Task objective: Please reproduce the rows below word for word, from the line with "107, 226, 120]" to the line with "table-cell: 187 bbox=[226, 301, 284, 317]", including both of those lines.

Data excerpts:

-- -- --

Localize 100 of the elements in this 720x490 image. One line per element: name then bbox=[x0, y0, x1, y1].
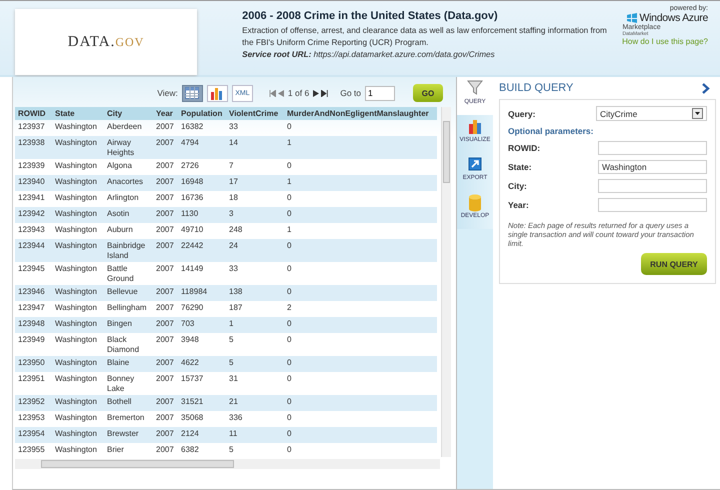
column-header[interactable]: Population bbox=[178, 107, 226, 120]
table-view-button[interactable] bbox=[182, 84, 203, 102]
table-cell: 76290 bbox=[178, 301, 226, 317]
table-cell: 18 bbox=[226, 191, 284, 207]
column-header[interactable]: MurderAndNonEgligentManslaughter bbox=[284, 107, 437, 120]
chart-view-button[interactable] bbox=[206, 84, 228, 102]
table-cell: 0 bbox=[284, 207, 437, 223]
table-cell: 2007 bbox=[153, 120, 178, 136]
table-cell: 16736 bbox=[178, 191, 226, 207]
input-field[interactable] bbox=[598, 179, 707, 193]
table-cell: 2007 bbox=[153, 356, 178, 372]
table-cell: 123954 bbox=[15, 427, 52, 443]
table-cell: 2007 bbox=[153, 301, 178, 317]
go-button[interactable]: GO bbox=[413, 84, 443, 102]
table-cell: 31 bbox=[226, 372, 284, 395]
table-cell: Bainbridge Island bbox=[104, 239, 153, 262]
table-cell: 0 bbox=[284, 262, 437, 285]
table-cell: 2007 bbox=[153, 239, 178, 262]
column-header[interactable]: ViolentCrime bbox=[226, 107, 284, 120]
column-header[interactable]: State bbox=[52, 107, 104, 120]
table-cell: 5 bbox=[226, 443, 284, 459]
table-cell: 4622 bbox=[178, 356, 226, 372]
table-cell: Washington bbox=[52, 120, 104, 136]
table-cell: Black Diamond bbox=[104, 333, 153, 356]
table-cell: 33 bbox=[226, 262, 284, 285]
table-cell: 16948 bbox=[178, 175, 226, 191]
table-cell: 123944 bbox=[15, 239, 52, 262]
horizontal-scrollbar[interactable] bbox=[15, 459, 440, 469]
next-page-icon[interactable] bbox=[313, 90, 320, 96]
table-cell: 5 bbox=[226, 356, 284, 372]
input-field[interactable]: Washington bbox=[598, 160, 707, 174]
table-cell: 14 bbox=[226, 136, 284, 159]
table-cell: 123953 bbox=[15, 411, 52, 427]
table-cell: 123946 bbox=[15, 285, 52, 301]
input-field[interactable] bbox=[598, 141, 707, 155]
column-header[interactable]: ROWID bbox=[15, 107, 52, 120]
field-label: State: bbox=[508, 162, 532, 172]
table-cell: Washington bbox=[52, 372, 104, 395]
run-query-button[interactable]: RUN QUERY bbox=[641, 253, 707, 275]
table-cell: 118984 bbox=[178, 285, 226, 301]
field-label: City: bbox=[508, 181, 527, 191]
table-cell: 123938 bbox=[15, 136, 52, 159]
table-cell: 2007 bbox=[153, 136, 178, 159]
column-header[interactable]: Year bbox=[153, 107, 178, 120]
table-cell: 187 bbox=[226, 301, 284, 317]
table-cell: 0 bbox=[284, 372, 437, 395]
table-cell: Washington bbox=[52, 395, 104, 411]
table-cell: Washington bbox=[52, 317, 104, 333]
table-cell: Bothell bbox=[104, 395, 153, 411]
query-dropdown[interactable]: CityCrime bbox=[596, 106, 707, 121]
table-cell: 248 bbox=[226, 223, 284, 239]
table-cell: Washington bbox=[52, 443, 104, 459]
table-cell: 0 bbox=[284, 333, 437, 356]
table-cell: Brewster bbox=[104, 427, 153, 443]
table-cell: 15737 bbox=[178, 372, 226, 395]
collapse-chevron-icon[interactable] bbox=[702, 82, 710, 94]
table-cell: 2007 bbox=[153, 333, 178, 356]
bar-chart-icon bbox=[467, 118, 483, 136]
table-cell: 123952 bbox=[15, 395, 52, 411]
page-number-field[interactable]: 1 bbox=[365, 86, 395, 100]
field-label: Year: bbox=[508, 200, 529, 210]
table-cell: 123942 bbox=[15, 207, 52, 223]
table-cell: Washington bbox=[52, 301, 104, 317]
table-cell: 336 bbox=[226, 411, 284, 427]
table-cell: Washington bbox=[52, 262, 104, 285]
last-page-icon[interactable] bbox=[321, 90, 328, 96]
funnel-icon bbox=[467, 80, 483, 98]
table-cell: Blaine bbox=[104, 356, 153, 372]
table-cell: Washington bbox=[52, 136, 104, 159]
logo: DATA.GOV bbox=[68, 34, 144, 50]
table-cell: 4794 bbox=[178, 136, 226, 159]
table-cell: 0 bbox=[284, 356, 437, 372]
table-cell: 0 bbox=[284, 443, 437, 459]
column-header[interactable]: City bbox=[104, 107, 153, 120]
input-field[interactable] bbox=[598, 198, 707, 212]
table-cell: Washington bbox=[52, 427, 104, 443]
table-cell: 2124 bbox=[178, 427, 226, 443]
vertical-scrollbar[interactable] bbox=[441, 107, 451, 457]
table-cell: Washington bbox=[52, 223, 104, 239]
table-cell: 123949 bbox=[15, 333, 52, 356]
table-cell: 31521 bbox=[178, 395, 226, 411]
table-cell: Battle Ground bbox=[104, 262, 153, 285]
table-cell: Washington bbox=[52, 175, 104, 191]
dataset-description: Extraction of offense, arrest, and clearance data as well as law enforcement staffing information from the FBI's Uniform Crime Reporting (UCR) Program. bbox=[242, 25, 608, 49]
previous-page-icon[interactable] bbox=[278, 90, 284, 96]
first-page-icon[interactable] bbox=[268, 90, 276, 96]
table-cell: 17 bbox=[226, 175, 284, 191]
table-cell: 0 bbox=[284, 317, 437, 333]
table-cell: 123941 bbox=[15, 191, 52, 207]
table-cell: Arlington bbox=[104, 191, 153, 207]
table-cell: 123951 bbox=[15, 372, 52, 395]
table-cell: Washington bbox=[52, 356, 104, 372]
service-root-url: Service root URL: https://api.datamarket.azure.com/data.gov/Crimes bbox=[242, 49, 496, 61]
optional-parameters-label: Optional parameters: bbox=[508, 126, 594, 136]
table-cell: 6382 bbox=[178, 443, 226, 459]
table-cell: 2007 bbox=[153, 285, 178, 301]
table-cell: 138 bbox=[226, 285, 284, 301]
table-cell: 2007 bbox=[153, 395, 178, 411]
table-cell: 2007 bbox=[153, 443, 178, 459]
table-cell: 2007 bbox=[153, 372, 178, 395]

-- -- --

Exercise answer:
column-header[interactable]: Population bbox=[178, 107, 226, 120]
table-view-button[interactable] bbox=[182, 84, 203, 102]
table-cell: 76290 bbox=[178, 301, 226, 317]
table-cell: 18 bbox=[226, 191, 284, 207]
column-header[interactable]: MurderAndNonEgligentManslaughter bbox=[284, 107, 437, 120]
chart-view-button[interactable] bbox=[206, 84, 228, 102]
table-cell: 0 bbox=[284, 207, 437, 223]
table-cell: 2007 bbox=[153, 120, 178, 136]
table-cell: 16736 bbox=[178, 191, 226, 207]
input-field[interactable] bbox=[598, 179, 707, 193]
table-cell: 2007 bbox=[153, 356, 178, 372]
table-cell: 123954 bbox=[15, 427, 52, 443]
table-cell: 2007 bbox=[153, 301, 178, 317]
go-button[interactable]: GO bbox=[413, 84, 443, 102]
table-cell: 31 bbox=[226, 372, 284, 395]
table-cell: Bainbridge Island bbox=[104, 239, 153, 262]
table-cell: 0 bbox=[284, 262, 437, 285]
table-cell: 2007 bbox=[153, 239, 178, 262]
column-header[interactable]: ViolentCrime bbox=[226, 107, 284, 120]
column-header[interactable]: State bbox=[52, 107, 104, 120]
table-cell: 5 bbox=[226, 443, 284, 459]
table-cell: 4622 bbox=[178, 356, 226, 372]
table-cell: Washington bbox=[52, 120, 104, 136]
table-cell: Black Diamond bbox=[104, 333, 153, 356]
table-cell: 33 bbox=[226, 262, 284, 285]
table-cell: 16948 bbox=[178, 175, 226, 191]
table-cell: 123944 bbox=[15, 239, 52, 262]
horizontal-scrollbar[interactable] bbox=[15, 459, 440, 469]
next-page-icon[interactable] bbox=[313, 90, 320, 96]
table-cell: 5 bbox=[226, 356, 284, 372]
input-field[interactable]: Washington bbox=[598, 160, 707, 174]
table-cell: 14 bbox=[226, 136, 284, 159]
table-cell: 123953 bbox=[15, 411, 52, 427]
table-cell: 123946 bbox=[15, 285, 52, 301]
input-field[interactable] bbox=[598, 141, 707, 155]
column-header[interactable]: ROWID bbox=[15, 107, 52, 120]
field-label: State: bbox=[508, 162, 532, 172]
table-cell: Washington bbox=[52, 372, 104, 395]
run-query-button[interactable]: RUN QUERY bbox=[641, 253, 707, 275]
table-cell: 118984 bbox=[178, 285, 226, 301]
field-label: City: bbox=[508, 181, 527, 191]
table-cell: 123938 bbox=[15, 136, 52, 159]
table-cell: 2007 bbox=[153, 136, 178, 159]
column-header[interactable]: Year bbox=[153, 107, 178, 120]
table-cell: 187 bbox=[226, 301, 284, 317]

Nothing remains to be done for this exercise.